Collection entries

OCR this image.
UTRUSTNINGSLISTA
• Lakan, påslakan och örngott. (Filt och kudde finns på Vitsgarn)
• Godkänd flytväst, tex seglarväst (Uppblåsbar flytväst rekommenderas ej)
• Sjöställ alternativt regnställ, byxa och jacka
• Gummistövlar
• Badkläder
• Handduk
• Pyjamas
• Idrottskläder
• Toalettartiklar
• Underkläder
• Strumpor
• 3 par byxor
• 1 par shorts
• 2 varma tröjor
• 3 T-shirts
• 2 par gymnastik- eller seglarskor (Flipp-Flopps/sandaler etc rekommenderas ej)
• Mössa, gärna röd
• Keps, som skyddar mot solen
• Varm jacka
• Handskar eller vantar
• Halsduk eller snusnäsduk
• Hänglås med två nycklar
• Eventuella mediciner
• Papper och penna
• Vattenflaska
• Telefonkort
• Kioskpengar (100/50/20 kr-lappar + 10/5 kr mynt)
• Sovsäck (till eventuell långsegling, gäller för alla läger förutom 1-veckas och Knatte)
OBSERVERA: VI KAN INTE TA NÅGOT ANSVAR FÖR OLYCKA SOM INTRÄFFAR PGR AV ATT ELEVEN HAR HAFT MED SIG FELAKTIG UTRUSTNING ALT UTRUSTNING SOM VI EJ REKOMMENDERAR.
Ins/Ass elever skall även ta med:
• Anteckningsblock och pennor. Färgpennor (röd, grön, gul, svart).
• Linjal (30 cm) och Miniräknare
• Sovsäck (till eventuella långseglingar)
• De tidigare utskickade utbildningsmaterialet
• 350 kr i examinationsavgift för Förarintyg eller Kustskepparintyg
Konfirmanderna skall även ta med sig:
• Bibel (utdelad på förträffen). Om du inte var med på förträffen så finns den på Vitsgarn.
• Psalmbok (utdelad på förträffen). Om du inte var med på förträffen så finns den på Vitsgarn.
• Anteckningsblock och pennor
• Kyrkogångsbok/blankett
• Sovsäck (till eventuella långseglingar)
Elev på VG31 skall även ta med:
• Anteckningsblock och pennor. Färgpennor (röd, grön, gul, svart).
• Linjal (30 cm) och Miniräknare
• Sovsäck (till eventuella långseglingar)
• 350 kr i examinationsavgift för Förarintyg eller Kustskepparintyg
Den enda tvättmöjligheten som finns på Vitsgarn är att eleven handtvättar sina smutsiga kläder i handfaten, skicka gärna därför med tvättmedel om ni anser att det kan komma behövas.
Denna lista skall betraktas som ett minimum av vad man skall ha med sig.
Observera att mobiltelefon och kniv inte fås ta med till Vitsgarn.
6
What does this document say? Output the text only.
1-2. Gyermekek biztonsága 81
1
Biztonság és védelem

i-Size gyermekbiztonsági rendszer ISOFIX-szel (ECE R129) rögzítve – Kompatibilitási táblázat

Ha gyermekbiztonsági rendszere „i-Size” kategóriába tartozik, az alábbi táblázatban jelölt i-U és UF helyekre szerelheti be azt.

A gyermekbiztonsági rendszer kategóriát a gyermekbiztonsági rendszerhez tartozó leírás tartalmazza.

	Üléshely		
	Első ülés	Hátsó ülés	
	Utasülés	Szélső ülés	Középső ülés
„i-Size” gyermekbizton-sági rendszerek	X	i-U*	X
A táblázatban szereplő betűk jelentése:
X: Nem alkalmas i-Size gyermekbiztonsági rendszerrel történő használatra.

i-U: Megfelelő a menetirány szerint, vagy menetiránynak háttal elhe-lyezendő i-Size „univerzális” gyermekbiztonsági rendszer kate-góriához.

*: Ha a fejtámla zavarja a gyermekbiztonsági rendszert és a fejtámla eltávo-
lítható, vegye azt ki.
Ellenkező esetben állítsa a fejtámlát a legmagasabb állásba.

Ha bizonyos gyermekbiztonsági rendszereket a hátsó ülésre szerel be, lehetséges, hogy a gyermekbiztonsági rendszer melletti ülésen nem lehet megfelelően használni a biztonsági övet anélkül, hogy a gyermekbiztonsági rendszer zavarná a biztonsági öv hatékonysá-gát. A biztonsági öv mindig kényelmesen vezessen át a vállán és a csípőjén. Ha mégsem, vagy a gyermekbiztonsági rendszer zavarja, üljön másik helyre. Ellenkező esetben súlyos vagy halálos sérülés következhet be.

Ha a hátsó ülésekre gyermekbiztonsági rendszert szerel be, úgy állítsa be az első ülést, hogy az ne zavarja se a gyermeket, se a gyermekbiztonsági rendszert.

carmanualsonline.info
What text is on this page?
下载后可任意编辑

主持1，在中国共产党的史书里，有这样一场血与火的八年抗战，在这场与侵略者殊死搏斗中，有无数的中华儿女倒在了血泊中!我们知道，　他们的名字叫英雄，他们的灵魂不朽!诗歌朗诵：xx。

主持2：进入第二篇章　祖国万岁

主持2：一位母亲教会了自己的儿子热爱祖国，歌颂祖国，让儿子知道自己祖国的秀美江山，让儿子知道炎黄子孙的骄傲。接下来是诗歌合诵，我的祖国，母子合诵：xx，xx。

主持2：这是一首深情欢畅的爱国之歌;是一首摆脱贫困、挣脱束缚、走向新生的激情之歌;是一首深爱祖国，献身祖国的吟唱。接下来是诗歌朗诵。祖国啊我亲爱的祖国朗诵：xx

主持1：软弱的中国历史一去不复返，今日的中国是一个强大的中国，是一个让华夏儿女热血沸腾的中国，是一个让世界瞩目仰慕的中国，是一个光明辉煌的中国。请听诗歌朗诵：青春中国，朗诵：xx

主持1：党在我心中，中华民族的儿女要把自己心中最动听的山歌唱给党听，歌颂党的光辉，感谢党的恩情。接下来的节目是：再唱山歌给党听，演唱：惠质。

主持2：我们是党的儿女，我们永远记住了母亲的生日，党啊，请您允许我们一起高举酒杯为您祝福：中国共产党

*TO DO*
Exactly reproduce every line of the records.

*SOLUTION FOR THIS EXERCISE*
OCR this image.
UTRUSTNINGSLISTA
• Lakan, påslakan och örngott. (Filt och kudde finns på Vitsgarn)
• Godkänd flytväst, tex seglarväst (Uppblåsbar flytväst rekommenderas ej)
• Sjöställ alternativt regnställ, byxa och jacka
• Gummistövlar
• Badkläder
• Handduk
• Pyjamas
• Idrottskläder
• Toalettartiklar
• Underkläder
• Strumpor
• 3 par byxor
• 1 par shorts
• 2 varma tröjor
• 3 T-shirts
• 2 par gymnastik- eller seglarskor (Flipp-Flopps/sandaler etc rekommenderas ej)
• Mössa, gärna röd
• Keps, som skyddar mot solen
• Varm jacka
• Handskar eller vantar
• Halsduk eller snusnäsduk
• Hänglås med två nycklar
• Eventuella mediciner
• Papper och penna
• Vattenflaska
• Telefonkort
• Kioskpengar (100/50/20 kr-lappar + 10/5 kr mynt)
• Sovsäck (till eventuell långsegling, gäller för alla läger förutom 1-veckas och Knatte)
OBSERVERA: VI KAN INTE TA NÅGOT ANSVAR FÖR OLYCKA SOM INTRÄFFAR PGR AV ATT ELEVEN HAR HAFT MED SIG FELAKTIG UTRUSTNING ALT UTRUSTNING SOM VI EJ REKOMMENDERAR.
Ins/Ass elever skall även ta med:
• Anteckningsblock och pennor. Färgpennor (röd, grön, gul, svart).
• Linjal (30 cm) och Miniräknare
• Sovsäck (till eventuella långseglingar)
• De tidigare utskickade utbildningsmaterialet
• 350 kr i examinationsavgift för Förarintyg eller Kustskepparintyg
Konfirmanderna skall även ta med sig:
• Bibel (utdelad på förträffen). Om du inte var med på förträffen så finns den på Vitsgarn.
• Psalmbok (utdelad på förträffen). Om du inte var med på förträffen så finns den på Vitsgarn.
• Anteckningsblock och pennor
• Kyrkogångsbok/blankett
• Sovsäck (till eventuella långseglingar)
Elev på VG31 skall även ta med:
• Anteckningsblock och pennor. Färgpennor (röd, grön, gul, svart).
• Linjal (30 cm) och Miniräknare
• Sovsäck (till eventuella långseglingar)
• 350 kr i examinationsavgift för Förarintyg eller Kustskepparintyg
Den enda tvättmöjligheten som finns på Vitsgarn är att eleven handtvättar sina smutsiga kläder i handfaten, skicka gärna därför med tvättmedel om ni anser att det kan komma behövas.
Denna lista skall betraktas som ett minimum av vad man skall ha med sig.
Observera att mobiltelefon och kniv inte fås ta med till Vitsgarn.
6
What does this document say? Output the text only.
1-2. Gyermekek biztonsága 81
1
Biztonság és védelem

i-Size gyermekbiztonsági rendszer ISOFIX-szel (ECE R129) rögzítve – Kompatibilitási táblázat

Ha gyermekbiztonsági rendszere „i-Size” kategóriába tartozik, az alábbi táblázatban jelölt i-U és UF helyekre szerelheti be azt.

A gyermekbiztonsági rendszer kategóriát a gyermekbiztonsági rendszerhez tartozó leírás tartalmazza.

	Üléshely		
	Első ülés	Hátsó ülés	
	Utasülés	Szélső ülés	Középső ülés
„i-Size” gyermekbizton-sági rendszerek	X	i-U*	X
A táblázatban szereplő betűk jelentése:
X: Nem alkalmas i-Size gyermekbiztonsági rendszerrel történő használatra.

i-U: Megfelelő a menetirány szerint, vagy menetiránynak háttal elhe-lyezendő i-Size „univerzális” gyermekbiztonsági rendszer kate-góriához.

*: Ha a fejtámla zavarja a gyermekbiztonsági rendszert és a fejtámla eltávo-
lítható, vegye azt ki.
Ellenkező esetben állítsa a fejtámlát a legmagasabb állásba.

Ha bizonyos gyermekbiztonsági rendszereket a hátsó ülésre szerel be, lehetséges, hogy a gyermekbiztonsági rendszer melletti ülésen nem lehet megfelelően használni a biztonsági övet anélkül, hogy a gyermekbiztonsági rendszer zavarná a biztonsági öv hatékonysá-gát. A biztonsági öv mindig kényelmesen vezessen át a vállán és a csípőjén. Ha mégsem, vagy a gyermekbiztonsági rendszer zavarja, üljön másik helyre. Ellenkező esetben súlyos vagy halálos sérülés következhet be.

Ha a hátsó ülésekre gyermekbiztonsági rendszert szerel be, úgy állítsa be az első ülést, hogy az ne zavarja se a gyermeket, se a gyermekbiztonsági rendszert.

carmanualsonline.info
What text is on this page?
下载后可任意编辑

主持1，在中国共产党的史书里，有这样一场血与火的八年抗战，在这场与侵略者殊死搏斗中，有无数的中华儿女倒在了血泊中!我们知道，　他们的名字叫英雄，他们的灵魂不朽!诗歌朗诵：xx。

主持2：进入第二篇章　祖国万岁

主持2：一位母亲教会了自己的儿子热爱祖国，歌颂祖国，让儿子知道自己祖国的秀美江山，让儿子知道炎黄子孙的骄傲。接下来是诗歌合诵，我的祖国，母子合诵：xx，xx。

主持2：这是一首深情欢畅的爱国之歌;是一首摆脱贫困、挣脱束缚、走向新生的激情之歌;是一首深爱祖国，献身祖国的吟唱。接下来是诗歌朗诵。祖国啊我亲爱的祖国朗诵：xx

主持1：软弱的中国历史一去不复返，今日的中国是一个强大的中国，是一个让华夏儿女热血沸腾的中国，是一个让世界瞩目仰慕的中国，是一个光明辉煌的中国。请听诗歌朗诵：青春中国，朗诵：xx

主持1：党在我心中，中华民族的儿女要把自己心中最动听的山歌唱给党听，歌颂党的光辉，感谢党的恩情。接下来的节目是：再唱山歌给党听，演唱：惠质。

主持2：我们是党的儿女，我们永远记住了母亲的生日，党啊，请您允许我们一起高举酒杯为您祝福：中国共产党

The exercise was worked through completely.